== The records ==
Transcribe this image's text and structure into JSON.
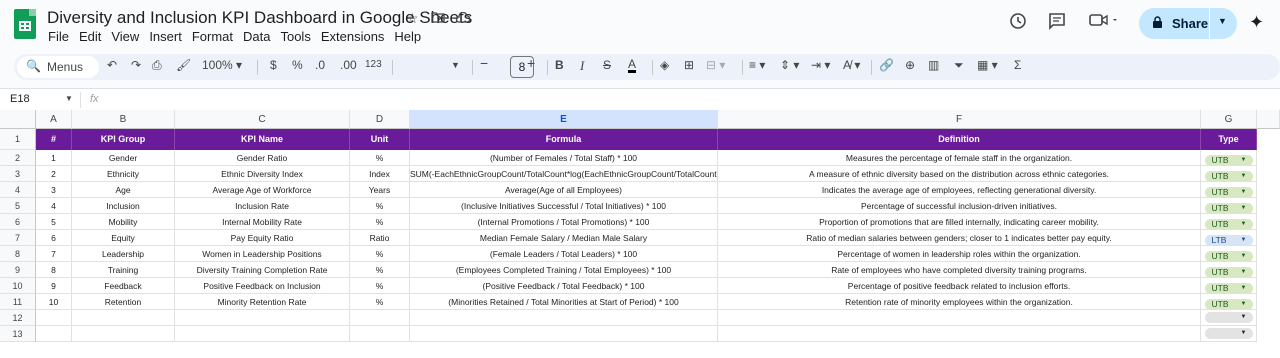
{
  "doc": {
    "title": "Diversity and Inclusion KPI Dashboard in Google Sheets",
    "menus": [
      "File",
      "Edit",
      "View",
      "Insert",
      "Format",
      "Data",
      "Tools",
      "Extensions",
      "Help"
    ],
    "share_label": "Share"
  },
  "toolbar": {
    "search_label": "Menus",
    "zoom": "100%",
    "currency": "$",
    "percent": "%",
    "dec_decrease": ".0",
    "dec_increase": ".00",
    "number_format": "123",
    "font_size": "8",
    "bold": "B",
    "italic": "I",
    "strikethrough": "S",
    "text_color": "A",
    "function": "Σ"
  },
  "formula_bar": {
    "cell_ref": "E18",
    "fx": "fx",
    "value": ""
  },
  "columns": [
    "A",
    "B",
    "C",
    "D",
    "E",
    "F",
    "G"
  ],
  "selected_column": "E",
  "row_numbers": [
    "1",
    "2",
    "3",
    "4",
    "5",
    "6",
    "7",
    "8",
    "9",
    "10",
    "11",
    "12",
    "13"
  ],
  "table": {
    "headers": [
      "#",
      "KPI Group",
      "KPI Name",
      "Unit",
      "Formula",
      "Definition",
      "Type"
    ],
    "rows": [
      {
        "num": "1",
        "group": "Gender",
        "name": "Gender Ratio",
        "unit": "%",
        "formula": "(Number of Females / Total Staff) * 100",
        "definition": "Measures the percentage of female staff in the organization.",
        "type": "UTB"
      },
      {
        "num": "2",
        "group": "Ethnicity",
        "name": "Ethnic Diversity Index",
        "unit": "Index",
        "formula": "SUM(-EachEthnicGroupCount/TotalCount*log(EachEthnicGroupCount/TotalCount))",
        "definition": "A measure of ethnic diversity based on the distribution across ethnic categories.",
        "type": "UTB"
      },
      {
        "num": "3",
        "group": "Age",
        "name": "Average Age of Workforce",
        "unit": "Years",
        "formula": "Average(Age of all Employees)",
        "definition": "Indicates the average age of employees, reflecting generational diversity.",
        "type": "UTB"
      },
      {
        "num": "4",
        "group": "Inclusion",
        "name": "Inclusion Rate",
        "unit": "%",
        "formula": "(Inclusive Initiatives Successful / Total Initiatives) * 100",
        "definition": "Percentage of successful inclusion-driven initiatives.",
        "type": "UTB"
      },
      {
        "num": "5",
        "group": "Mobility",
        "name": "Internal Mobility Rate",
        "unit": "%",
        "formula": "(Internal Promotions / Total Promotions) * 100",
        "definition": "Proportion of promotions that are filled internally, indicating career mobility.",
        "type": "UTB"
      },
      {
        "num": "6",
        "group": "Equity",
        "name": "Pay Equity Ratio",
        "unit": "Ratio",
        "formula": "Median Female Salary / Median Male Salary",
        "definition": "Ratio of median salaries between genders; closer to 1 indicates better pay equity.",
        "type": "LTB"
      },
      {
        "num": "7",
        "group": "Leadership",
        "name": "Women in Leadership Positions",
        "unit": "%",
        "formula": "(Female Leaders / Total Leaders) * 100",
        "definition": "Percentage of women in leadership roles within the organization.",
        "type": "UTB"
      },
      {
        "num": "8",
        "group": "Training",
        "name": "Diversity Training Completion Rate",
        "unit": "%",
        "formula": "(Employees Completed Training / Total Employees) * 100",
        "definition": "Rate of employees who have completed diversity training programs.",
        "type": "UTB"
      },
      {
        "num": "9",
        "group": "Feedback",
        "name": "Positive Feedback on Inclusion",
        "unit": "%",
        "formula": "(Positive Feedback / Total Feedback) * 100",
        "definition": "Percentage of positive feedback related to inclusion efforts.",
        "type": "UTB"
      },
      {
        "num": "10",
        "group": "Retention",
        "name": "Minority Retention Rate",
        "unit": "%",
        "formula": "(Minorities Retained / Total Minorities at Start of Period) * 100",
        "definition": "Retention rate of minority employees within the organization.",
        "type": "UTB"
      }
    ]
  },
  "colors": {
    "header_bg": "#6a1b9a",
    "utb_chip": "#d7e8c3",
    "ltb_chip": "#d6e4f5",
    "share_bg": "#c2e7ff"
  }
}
===
== The records ==
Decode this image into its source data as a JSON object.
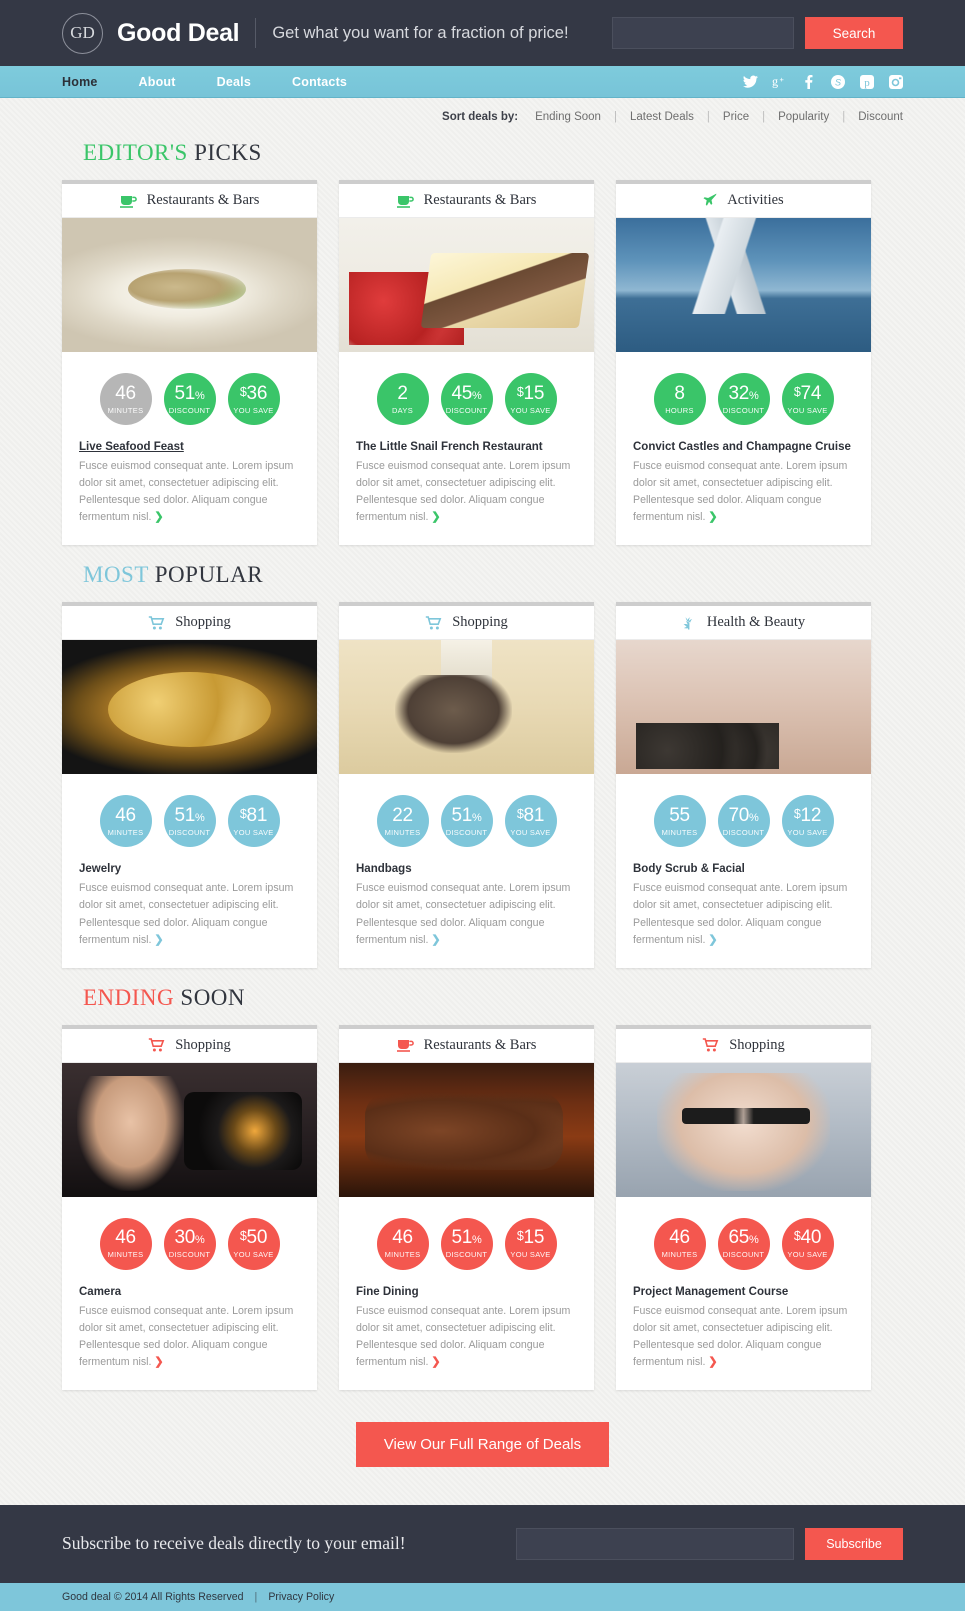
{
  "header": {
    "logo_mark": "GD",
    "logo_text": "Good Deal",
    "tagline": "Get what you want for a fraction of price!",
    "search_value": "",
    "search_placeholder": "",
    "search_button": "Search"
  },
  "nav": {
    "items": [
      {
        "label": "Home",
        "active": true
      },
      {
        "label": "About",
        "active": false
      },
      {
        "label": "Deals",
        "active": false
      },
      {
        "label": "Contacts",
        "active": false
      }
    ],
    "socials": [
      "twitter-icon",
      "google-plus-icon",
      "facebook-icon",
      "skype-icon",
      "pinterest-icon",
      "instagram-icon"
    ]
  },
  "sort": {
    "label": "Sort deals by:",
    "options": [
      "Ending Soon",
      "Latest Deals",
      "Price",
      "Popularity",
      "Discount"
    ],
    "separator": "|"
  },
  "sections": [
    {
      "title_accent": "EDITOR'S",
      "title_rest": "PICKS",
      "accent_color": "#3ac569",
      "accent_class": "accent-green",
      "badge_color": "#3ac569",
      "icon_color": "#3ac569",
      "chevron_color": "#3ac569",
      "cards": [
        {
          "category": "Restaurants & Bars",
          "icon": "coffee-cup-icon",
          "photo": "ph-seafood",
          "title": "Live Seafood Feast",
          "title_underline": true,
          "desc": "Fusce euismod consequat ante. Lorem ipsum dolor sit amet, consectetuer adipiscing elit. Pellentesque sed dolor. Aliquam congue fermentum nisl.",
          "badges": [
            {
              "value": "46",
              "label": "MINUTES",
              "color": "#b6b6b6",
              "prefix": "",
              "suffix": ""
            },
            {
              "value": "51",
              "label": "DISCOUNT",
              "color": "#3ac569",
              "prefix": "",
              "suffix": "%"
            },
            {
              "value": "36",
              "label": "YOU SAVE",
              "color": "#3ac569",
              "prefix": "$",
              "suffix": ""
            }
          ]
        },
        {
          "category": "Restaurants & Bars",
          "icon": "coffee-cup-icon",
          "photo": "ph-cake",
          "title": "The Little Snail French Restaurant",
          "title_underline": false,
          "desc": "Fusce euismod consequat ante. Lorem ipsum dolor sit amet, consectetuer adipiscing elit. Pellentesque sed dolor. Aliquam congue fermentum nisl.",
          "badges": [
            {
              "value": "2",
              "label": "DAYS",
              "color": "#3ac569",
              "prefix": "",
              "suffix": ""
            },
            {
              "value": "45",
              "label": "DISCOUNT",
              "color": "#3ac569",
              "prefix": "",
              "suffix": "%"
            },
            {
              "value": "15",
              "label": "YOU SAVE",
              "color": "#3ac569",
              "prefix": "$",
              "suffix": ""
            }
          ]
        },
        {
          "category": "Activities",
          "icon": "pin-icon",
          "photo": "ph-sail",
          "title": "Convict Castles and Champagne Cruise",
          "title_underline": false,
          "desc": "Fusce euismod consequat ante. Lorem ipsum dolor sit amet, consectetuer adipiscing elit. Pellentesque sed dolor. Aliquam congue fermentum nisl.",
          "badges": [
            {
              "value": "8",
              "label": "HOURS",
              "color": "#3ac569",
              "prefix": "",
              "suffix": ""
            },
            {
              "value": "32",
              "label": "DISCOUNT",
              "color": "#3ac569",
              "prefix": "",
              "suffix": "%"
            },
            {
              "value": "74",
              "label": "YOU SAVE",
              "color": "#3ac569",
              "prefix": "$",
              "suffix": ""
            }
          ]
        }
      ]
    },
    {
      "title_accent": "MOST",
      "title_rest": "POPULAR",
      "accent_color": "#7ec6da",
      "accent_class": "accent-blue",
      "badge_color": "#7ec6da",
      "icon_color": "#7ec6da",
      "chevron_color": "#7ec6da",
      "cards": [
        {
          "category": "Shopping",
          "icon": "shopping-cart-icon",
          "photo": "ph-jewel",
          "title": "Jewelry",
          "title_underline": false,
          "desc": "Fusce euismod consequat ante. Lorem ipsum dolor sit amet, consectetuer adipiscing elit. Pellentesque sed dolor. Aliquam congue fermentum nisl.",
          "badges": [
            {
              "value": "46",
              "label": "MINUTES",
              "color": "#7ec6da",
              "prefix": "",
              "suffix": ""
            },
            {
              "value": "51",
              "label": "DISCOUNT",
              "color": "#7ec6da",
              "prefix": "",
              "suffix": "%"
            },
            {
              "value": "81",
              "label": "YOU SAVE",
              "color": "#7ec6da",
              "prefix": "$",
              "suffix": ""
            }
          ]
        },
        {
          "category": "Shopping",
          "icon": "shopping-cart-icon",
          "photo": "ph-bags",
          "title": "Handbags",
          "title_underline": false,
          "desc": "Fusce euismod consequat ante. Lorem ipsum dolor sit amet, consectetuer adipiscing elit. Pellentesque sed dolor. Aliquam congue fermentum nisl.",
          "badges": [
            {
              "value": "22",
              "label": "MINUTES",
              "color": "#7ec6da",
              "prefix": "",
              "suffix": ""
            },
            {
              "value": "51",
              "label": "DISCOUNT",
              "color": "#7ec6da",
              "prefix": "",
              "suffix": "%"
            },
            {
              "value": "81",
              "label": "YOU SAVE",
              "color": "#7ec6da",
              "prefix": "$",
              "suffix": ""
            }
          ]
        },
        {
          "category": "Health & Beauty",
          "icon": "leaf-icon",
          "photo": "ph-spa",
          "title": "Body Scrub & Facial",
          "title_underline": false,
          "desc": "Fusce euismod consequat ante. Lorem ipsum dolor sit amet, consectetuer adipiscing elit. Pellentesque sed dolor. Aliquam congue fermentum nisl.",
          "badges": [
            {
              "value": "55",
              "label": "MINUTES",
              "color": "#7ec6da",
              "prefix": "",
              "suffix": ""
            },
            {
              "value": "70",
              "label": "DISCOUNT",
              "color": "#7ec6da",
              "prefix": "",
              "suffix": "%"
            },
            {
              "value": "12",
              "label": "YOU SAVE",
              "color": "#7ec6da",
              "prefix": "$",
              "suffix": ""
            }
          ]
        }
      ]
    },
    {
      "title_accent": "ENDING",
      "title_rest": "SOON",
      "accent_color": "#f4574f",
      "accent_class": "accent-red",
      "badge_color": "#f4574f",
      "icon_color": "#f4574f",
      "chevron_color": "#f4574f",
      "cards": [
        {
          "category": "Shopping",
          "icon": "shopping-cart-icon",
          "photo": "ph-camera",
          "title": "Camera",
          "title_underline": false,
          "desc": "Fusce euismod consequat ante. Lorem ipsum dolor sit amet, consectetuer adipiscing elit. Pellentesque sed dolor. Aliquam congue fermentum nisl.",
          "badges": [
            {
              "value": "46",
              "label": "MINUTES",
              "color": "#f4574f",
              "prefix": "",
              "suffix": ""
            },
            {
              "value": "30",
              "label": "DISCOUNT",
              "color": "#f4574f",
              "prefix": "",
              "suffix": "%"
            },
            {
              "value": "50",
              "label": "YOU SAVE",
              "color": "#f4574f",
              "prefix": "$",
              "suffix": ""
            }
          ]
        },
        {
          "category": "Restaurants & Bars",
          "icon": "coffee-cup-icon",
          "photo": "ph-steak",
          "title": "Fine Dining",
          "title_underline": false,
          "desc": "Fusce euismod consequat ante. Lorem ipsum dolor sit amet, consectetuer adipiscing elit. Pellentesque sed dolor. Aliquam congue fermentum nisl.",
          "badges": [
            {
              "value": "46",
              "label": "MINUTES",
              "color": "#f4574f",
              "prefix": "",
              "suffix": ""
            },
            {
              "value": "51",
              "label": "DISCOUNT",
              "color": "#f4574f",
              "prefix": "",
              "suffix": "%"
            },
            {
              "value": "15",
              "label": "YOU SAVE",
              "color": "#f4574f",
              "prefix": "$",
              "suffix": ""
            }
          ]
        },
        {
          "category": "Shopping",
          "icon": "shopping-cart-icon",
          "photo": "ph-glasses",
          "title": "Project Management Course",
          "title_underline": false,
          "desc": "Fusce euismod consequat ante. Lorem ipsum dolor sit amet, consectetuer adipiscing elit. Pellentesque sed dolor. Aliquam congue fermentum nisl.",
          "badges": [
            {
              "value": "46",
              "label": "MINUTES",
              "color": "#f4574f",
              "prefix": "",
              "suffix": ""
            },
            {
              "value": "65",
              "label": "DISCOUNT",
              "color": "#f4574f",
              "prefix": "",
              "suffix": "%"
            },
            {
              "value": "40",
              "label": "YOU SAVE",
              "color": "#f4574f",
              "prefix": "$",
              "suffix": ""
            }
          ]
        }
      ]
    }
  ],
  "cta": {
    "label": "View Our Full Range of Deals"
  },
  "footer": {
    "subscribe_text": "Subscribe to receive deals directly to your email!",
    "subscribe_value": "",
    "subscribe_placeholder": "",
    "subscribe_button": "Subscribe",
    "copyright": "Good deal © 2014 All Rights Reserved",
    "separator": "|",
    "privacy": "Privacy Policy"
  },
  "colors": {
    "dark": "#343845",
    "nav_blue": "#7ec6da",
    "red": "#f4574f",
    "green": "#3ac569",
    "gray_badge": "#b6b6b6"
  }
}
===
Pick out each line above that includes "photo" and show it.

          "photo": "ph-seafood",
          "photo": "ph-cake",
          "photo": "ph-sail",
          "photo": "ph-jewel",
          "photo": "ph-bags",
          "photo": "ph-spa",
          "photo": "ph-camera",
          "photo": "ph-steak",
          "photo": "ph-glasses",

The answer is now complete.